# Stated task:
Transcribe all the records exactly and omit any images they hold.

# Data records:

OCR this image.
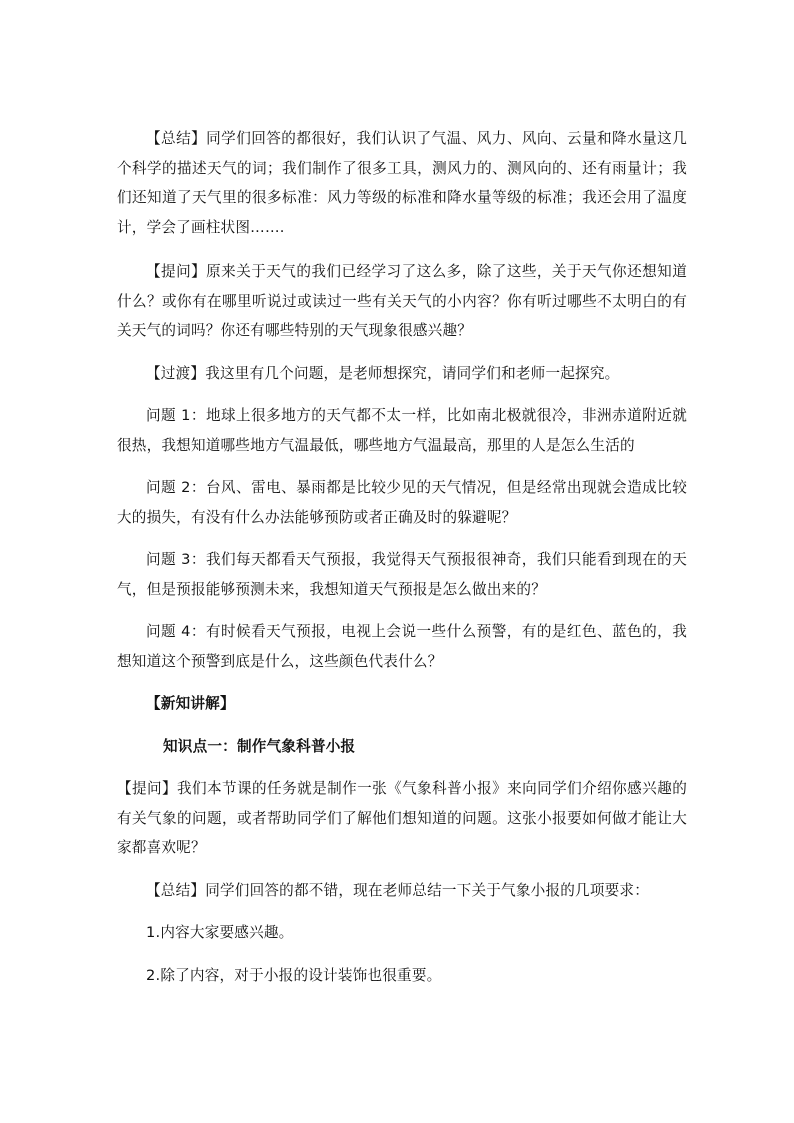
【总结】同学们回答的都很好，我们认识了气温、风力、风向、云量和降水量这几个科学的描述天气的词；我们制作了很多工具，测风力的、测风向的、还有雨量计；我们还知道了天气里的很多标准：风力等级的标准和降水量等级的标准；我还会用了温度计，学会了画柱状图…….

【提问】原来关于天气的我们已经学习了这么多，除了这些，关于天气你还想知道什么？或你有在哪里听说过或读过一些有关天气的小内容？你有听过哪些不太明白的有关天气的词吗？你还有哪些特别的天气现象很感兴趣？

【过渡】我这里有几个问题，是老师想探究，请同学们和老师一起探究。

问题 1：地球上很多地方的天气都不太一样，比如南北极就很冷，非洲赤道附近就很热，我想知道哪些地方气温最低，哪些地方气温最高，那里的人是怎么生活的

问题 2：台风、雷电、暴雨都是比较少见的天气情况，但是经常出现就会造成比较大的损失，有没有什么办法能够预防或者正确及时的躲避呢？

问题 3：我们每天都看天气预报，我觉得天气预报很神奇，我们只能看到现在的天气，但是预报能够预测未来，我想知道天气预报是怎么做出来的？

问题 4：有时候看天气预报，电视上会说一些什么预警，有的是红色、蓝色的，我想知道这个预警到底是什么，这些颜色代表什么？

【新知讲解】

知识点一：制作气象科普小报

【提问】我们本节课的任务就是制作一张《气象科普小报》来向同学们介绍你感兴趣的有关气象的问题，或者帮助同学们了解他们想知道的问题。这张小报要如何做才能让大家都喜欢呢？

【总结】同学们回答的都不错，现在老师总结一下关于气象小报的几项要求：

1.内容大家要感兴趣。

2.除了内容，对于小报的设计装饰也很重要。
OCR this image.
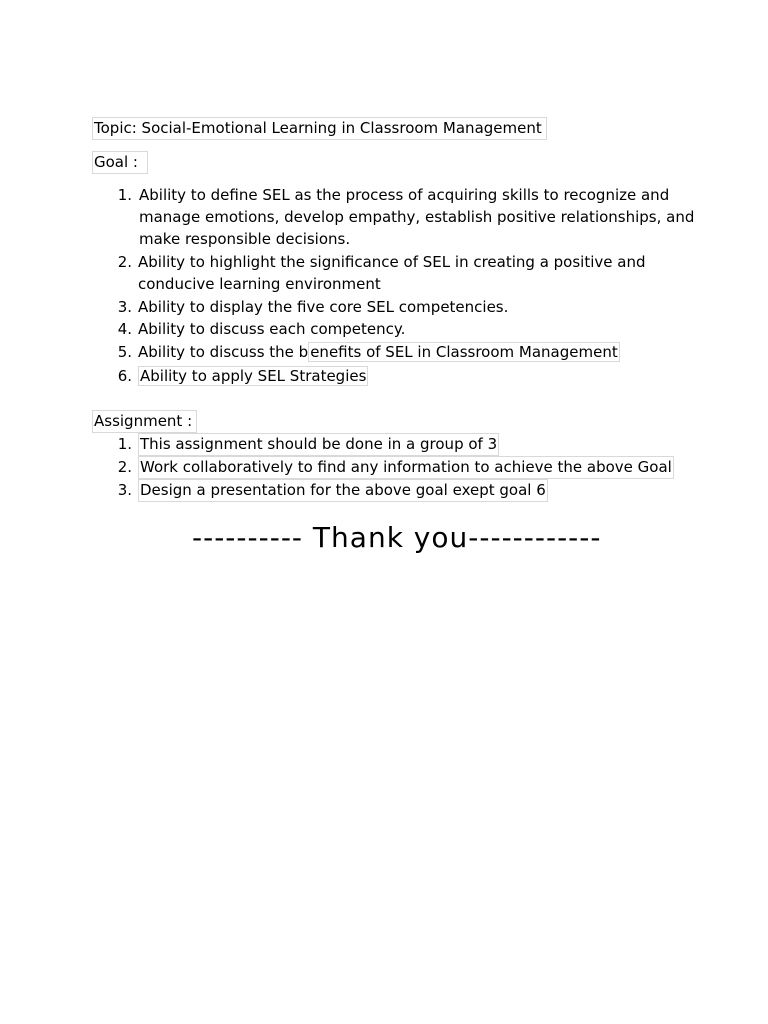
Topic: Social-Emotional Learning in Classroom Management
Goal :
1. Ability to define SEL as the process of acquiring skills to recognize and
manage emotions, develop empathy, establish positive relationships, and
make responsible decisions.
2. Ability to highlight the significance of SEL in creating a positive and
conducive learning environment
3. Ability to display the five core SEL competencies.
4. Ability to discuss each competency.
5. Ability to discuss the b enefits of SEL in Classroom Management
6. Ability to apply SEL Strategies
Assignment :
1. This assignment should be done in a group of 3
2. Work collaboratively to find any information to achieve the above Goal
3. Design a presentation for the above goal exept goal 6
---------- Thank you------------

# Correct result:
OCR this image.
【总结】同学们回答的都很好，我们认识了气温、风力、风向、云量和降水量这几个科学的描述天气的词；我们制作了很多工具，测风力的、测风向的、还有雨量计；我们还知道了天气里的很多标准：风力等级的标准和降水量等级的标准；我还会用了温度计，学会了画柱状图…….

【提问】原来关于天气的我们已经学习了这么多，除了这些，关于天气你还想知道什么？或你有在哪里听说过或读过一些有关天气的小内容？你有听过哪些不太明白的有关天气的词吗？你还有哪些特别的天气现象很感兴趣？

【过渡】我这里有几个问题，是老师想探究，请同学们和老师一起探究。

问题 1：地球上很多地方的天气都不太一样，比如南北极就很冷，非洲赤道附近就很热，我想知道哪些地方气温最低，哪些地方气温最高，那里的人是怎么生活的

问题 2：台风、雷电、暴雨都是比较少见的天气情况，但是经常出现就会造成比较大的损失，有没有什么办法能够预防或者正确及时的躲避呢？

问题 3：我们每天都看天气预报，我觉得天气预报很神奇，我们只能看到现在的天气，但是预报能够预测未来，我想知道天气预报是怎么做出来的？

问题 4：有时候看天气预报，电视上会说一些什么预警，有的是红色、蓝色的，我想知道这个预警到底是什么，这些颜色代表什么？

【新知讲解】

知识点一：制作气象科普小报

【提问】我们本节课的任务就是制作一张《气象科普小报》来向同学们介绍你感兴趣的有关气象的问题，或者帮助同学们了解他们想知道的问题。这张小报要如何做才能让大家都喜欢呢？

【总结】同学们回答的都不错，现在老师总结一下关于气象小报的几项要求：

1.内容大家要感兴趣。

2.除了内容，对于小报的设计装饰也很重要。
OCR this image.
Topic: Social-Emotional Learning in Classroom Management
Goal :
1. Ability to define SEL as the process of acquiring skills to recognize and
manage emotions, develop empathy, establish positive relationships, and
make responsible decisions.
2. Ability to highlight the significance of SEL in creating a positive and
conducive learning environment
3. Ability to display the five core SEL competencies.
4. Ability to discuss each competency.
5. Ability to discuss the b enefits of SEL in Classroom Management
6. Ability to apply SEL Strategies
Assignment :
1. This assignment should be done in a group of 3
2. Work collaboratively to find any information to achieve the above Goal
3. Design a presentation for the above goal exept goal 6
---------- Thank you------------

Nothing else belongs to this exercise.